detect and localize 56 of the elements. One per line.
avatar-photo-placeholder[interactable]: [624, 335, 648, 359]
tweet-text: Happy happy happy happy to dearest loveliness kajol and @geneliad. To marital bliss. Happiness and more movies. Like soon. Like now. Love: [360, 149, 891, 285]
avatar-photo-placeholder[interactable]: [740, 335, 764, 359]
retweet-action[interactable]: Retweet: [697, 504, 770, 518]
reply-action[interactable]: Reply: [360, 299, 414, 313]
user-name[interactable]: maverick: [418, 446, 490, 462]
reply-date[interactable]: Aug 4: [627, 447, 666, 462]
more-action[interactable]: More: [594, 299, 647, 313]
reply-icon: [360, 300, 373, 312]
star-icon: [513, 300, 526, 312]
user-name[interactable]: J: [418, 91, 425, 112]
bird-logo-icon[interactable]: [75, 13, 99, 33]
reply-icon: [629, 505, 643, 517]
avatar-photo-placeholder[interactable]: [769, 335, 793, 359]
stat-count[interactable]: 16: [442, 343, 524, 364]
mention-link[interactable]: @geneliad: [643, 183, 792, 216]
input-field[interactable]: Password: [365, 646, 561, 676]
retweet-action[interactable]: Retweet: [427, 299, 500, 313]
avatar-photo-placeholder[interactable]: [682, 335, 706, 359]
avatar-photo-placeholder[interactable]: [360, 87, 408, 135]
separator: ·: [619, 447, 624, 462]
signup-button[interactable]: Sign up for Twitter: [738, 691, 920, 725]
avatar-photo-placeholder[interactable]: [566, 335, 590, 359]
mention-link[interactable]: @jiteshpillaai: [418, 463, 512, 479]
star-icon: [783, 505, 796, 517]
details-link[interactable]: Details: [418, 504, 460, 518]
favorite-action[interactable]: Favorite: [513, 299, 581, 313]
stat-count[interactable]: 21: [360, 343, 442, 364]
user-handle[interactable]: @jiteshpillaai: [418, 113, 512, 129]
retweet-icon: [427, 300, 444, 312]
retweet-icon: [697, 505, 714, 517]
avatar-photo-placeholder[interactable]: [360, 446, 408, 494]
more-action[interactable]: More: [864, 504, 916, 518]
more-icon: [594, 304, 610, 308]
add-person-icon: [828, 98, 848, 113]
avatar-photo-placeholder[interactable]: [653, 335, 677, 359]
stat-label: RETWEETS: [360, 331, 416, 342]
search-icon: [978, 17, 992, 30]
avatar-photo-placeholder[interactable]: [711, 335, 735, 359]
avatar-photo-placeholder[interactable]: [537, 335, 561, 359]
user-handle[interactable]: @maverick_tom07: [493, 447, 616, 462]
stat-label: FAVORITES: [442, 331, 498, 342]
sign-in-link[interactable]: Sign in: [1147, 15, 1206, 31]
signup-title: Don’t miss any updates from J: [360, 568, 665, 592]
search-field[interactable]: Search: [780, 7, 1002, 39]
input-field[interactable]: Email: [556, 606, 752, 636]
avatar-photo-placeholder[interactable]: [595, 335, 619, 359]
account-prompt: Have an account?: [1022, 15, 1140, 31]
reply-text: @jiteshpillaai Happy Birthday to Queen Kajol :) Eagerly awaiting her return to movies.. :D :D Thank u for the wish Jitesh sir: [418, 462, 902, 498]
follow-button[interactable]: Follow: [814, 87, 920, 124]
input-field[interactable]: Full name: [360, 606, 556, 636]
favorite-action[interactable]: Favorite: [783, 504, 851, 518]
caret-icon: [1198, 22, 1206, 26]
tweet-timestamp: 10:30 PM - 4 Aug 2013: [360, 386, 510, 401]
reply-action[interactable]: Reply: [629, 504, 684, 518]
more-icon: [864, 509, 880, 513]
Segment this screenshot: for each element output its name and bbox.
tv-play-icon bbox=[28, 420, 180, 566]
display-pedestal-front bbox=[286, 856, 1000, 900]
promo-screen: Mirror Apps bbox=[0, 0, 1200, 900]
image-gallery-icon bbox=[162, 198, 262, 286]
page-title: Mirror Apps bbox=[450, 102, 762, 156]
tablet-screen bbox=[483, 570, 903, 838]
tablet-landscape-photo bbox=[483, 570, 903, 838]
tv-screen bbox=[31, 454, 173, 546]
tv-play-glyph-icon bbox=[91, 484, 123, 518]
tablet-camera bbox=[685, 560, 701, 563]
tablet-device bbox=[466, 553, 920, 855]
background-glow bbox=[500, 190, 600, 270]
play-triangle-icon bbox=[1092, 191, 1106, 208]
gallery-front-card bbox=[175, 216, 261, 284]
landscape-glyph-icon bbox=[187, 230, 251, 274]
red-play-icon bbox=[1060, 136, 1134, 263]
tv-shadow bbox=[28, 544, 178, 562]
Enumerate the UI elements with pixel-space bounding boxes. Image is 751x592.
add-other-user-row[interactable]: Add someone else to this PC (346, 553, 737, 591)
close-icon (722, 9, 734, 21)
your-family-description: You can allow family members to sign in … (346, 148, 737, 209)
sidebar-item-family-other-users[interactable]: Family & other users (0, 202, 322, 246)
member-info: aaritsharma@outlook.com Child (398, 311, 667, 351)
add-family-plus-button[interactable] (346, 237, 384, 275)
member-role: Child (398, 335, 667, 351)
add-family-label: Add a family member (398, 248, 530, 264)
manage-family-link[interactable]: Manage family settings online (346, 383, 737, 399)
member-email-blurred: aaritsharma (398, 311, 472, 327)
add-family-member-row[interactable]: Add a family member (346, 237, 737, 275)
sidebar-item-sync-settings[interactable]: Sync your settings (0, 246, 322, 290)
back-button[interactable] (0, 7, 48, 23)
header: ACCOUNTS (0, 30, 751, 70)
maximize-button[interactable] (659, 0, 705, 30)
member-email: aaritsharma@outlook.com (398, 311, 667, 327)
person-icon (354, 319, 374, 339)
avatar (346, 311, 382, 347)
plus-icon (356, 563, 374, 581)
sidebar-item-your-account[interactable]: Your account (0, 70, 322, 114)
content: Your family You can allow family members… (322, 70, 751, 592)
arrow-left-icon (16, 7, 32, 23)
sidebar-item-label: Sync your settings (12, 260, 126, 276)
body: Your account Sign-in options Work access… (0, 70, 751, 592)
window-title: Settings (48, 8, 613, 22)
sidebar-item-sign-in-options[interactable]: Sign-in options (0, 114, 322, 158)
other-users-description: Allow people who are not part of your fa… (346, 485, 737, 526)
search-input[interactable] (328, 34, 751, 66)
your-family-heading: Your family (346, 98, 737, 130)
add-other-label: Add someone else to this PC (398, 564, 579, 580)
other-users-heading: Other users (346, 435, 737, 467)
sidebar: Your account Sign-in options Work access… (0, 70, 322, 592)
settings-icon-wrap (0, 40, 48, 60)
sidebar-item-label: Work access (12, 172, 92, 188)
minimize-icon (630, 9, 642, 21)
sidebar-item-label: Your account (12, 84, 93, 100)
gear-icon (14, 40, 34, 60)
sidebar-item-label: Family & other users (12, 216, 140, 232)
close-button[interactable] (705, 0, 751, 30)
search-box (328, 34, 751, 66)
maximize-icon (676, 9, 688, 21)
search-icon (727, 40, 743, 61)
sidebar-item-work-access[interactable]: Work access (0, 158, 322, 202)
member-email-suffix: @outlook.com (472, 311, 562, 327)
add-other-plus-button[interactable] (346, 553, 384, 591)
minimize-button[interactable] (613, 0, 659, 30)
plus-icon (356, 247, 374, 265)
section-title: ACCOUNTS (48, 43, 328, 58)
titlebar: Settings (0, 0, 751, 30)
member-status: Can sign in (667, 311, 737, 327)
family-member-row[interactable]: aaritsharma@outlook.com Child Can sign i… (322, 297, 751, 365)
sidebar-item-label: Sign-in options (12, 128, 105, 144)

_AIM OF THE TASK_
Render every line of the listing above as a JSON array of strings, one string per line, omitting blank lines.

_EXERCISE OUTPUT_
[
  "detect and localize 56 of the elements. One per line.",
  "avatar-photo-placeholder[interactable]: [624, 335, 648, 359]",
  "tweet-text: Happy happy happy happy to dearest loveliness kajol and @geneliad. To marital bliss. Happiness and more movies. Like soon. Like now. Love: [360, 149, 891, 285]",
  "avatar-photo-placeholder[interactable]: [740, 335, 764, 359]",
  "retweet-action[interactable]: Retweet: [697, 504, 770, 518]",
  "reply-action[interactable]: Reply: [360, 299, 414, 313]",
  "user-name[interactable]: maverick: [418, 446, 490, 462]",
  "reply-date[interactable]: Aug 4: [627, 447, 666, 462]",
  "more-action[interactable]: More: [594, 299, 647, 313]",
  "reply-icon: [360, 300, 373, 312]",
  "star-icon: [513, 300, 526, 312]",
  "user-name[interactable]: J: [418, 91, 425, 112]",
  "bird-logo-icon[interactable]: [75, 13, 99, 33]",
  "reply-icon: [629, 505, 643, 517]",
  "avatar-photo-placeholder[interactable]: [769, 335, 793, 359]",
  "stat-count[interactable]: 16: [442, 343, 524, 364]",
  "mention-link[interactable]: @geneliad: [643, 183, 792, 216]",
  "input-field[interactable]: Password: [365, 646, 561, 676]",
  "retweet-action[interactable]: Retweet: [427, 299, 500, 313]",
  "avatar-photo-placeholder[interactable]: [682, 335, 706, 359]",
  "avatar-photo-placeholder[interactable]: [360, 87, 408, 135]",
  "separator: ·: [619, 447, 624, 462]",
  "signup-button[interactable]: Sign up for Twitter: [738, 691, 920, 725]",
  "avatar-photo-placeholder[interactable]: [566, 335, 590, 359]",
  "mention-link[interactable]: @jiteshpillaai: [418, 463, 512, 479]",
  "star-icon: [783, 505, 796, 517]",
  "details-link[interactable]: Details: [418, 504, 460, 518]",
  "favorite-action[interactable]: Favorite: [513, 299, 581, 313]",
  "stat-count[interactable]: 21: [360, 343, 442, 364]",
  "user-handle[interactable]: @jiteshpillaai: [418, 113, 512, 129]",
  "retweet-icon: [427, 300, 444, 312]",
  "retweet-icon: [697, 505, 714, 517]",
  "avatar-photo-placeholder[interactable]: [360, 446, 408, 494]",
  "more-action[interactable]: More: [864, 504, 916, 518]",
  "more-icon: [594, 304, 610, 308]",
  "add-person-icon: [828, 98, 848, 113]",
  "avatar-photo-placeholder[interactable]: [653, 335, 677, 359]",
  "stat-label: RETWEETS: [360, 331, 416, 342]",
  "search-icon: [978, 17, 992, 30]",
  "avatar-photo-placeholder[interactable]: [711, 335, 735, 359]",
  "avatar-photo-placeholder[interactable]: [537, 335, 561, 359]",
  "user-handle[interactable]: @maverick_tom07: [493, 447, 616, 462]",
  "stat-label: FAVORITES: [442, 331, 498, 342]",
  "sign-in-link[interactable]: Sign in: [1147, 15, 1206, 31]",
  "signup-title: Don’t miss any updates from J: [360, 568, 665, 592]",
  "search-field[interactable]: Search: [780, 7, 1002, 39]",
  "input-field[interactable]: Email: [556, 606, 752, 636]",
  "avatar-photo-placeholder[interactable]: [595, 335, 619, 359]",
  "account-prompt: Have an account?: [1022, 15, 1140, 31]",
  "reply-text: @jiteshpillaai Happy Birthday to Queen Kajol :) Eagerly awaiting her return to movies.. :D :D Thank u for the wish Jitesh sir: [418, 462, 902, 498]",
  "follow-button[interactable]: Follow: [814, 87, 920, 124]",
  "input-field[interactable]: Full name: [360, 606, 556, 636]",
  "favorite-action[interactable]: Favorite: [783, 504, 851, 518]",
  "caret-icon: [1198, 22, 1206, 26]",
  "tweet-timestamp: 10:30 PM - 4 Aug 2013: [360, 386, 510, 401]",
  "reply-action[interactable]: Reply: [629, 504, 684, 518]",
  "more-icon: [864, 509, 880, 513]",
  "Segment this screenshot: for each element output its name and bbox.",
  "tv-play-icon bbox=[28, 420, 180, 566]",
  "display-pedestal-front bbox=[286, 856, 1000, 900]",
  "promo-screen: Mirror Apps bbox=[0, 0, 1200, 900]",
  "image-gallery-icon bbox=[162, 198, 262, 286]",
  "page-title: Mirror Apps bbox=[450, 102, 762, 156]",
  "tablet-screen bbox=[483, 570, 903, 838]",
  "tablet-landscape-photo bbox=[483, 570, 903, 838]",
  "tv-screen bbox=[31, 454, 173, 546]",
  "tv-play-glyph-icon bbox=[91, 484, 123, 518]",
  "tablet-camera bbox=[685, 560, 701, 563]",
  "tablet-device bbox=[466, 553, 920, 855]",
  "background-glow bbox=[500, 190, 600, 270]",
  "play-triangle-icon bbox=[1092, 191, 1106, 208]",
  "gallery-front-card bbox=[175, 216, 261, 284]",
  "landscape-glyph-icon bbox=[187, 230, 251, 274]",
  "red-play-icon bbox=[1060, 136, 1134, 263]",
  "tv-shadow bbox=[28, 544, 178, 562]",
  "Enumerate the UI elements with pixel-space bounding boxes. Image is 751x592.",
  "add-other-user-row[interactable]: Add someone else to this PC (346, 553, 737, 591)",
  "close-icon (722, 9, 734, 21)",
  "your-family-description: You can allow family members to sign in … (346, 148, 737, 209)",
  "sidebar-item-family-other-users[interactable]: Family & other users (0, 202, 322, 246)",
  "member-info: aaritsharma@outlook.com Child (398, 311, 667, 351)",
  "add-family-plus-button[interactable] (346, 237, 384, 275)",
  "member-role: Child (398, 335, 667, 351)",
  "add-family-label: Add a family member (398, 248, 530, 264)",
  "manage-family-link[interactable]: Manage family settings online (346, 383, 737, 399)",
  "member-email-blurred: aaritsharma (398, 311, 472, 327)",
  "add-family-member-row[interactable]: Add a family member (346, 237, 737, 275)",
  "sidebar-item-sync-settings[interactable]: Sync your settings (0, 246, 322, 290)",
  "back-button[interactable] (0, 7, 48, 23)",
  "header: ACCOUNTS (0, 30, 751, 70)",
  "maximize-button[interactable] (659, 0, 705, 30)",
  "member-email: aaritsharma@outlook.com (398, 311, 667, 327)",
  "person-icon (354, 319, 374, 339)",
  "avatar (346, 311, 382, 347)",
  "plus-icon (356, 563, 374, 581)",
  "sidebar-item-your-account[interactable]: Your account (0, 70, 322, 114)",
  "content: Your family You can allow family members… (322, 70, 751, 592)",
  "arrow-left-icon (16, 7, 32, 23)",
  "sidebar-item-label: Sync your settings (12, 260, 126, 276)",
  "body: Your account Sign-in options Work access… (0, 70, 751, 592)",
  "window-title: Settings (48, 8, 613, 22)",
  "sidebar-item-sign-in-options[interactable]: Sign-in options (0, 114, 322, 158)",
  "other-users-description: Allow people who are not part of your fa… (346, 485, 737, 526)",
  "search-input[interactable] (328, 34, 751, 66)",
  "your-family-heading: Your family (346, 98, 737, 130)",
  "add-other-label: Add someone else to this PC (398, 564, 579, 580)",
  "other-users-heading: Other users (346, 435, 737, 467)",
  "sidebar: Your account Sign-in options Work access… (0, 70, 322, 592)",
  "settings-icon-wrap (0, 40, 48, 60)",
  "sidebar-item-label: Work access (12, 172, 92, 188)",
  "minimize-icon (630, 9, 642, 21)",
  "sidebar-item-label: Your account (12, 84, 93, 100)",
  "gear-icon (14, 40, 34, 60)",
  "sidebar-item-label: Family & other users (12, 216, 140, 232)",
  "close-button[interactable] (705, 0, 751, 30)",
  "search-box (328, 34, 751, 66)",
  "maximize-icon (676, 9, 688, 21)",
  "search-icon (727, 40, 743, 61)",
  "sidebar-item-work-access[interactable]: Work access (0, 158, 322, 202)",
  "member-email-suffix: @outlook.com (472, 311, 562, 327)",
  "add-other-plus-button[interactable] (346, 553, 384, 591)",
  "minimize-button[interactable] (613, 0, 659, 30)",
  "plus-icon (356, 247, 374, 265)",
  "section-title: ACCOUNTS (48, 43, 328, 58)",
  "titlebar: Settings (0, 0, 751, 30)",
  "member-status: Can sign in (667, 311, 737, 327)",
  "family-member-row[interactable]: aaritsharma@outlook.com Child Can sign i… (322, 297, 751, 365)",
  "sidebar-item-label: Sign-in options (12, 128, 105, 144)"
]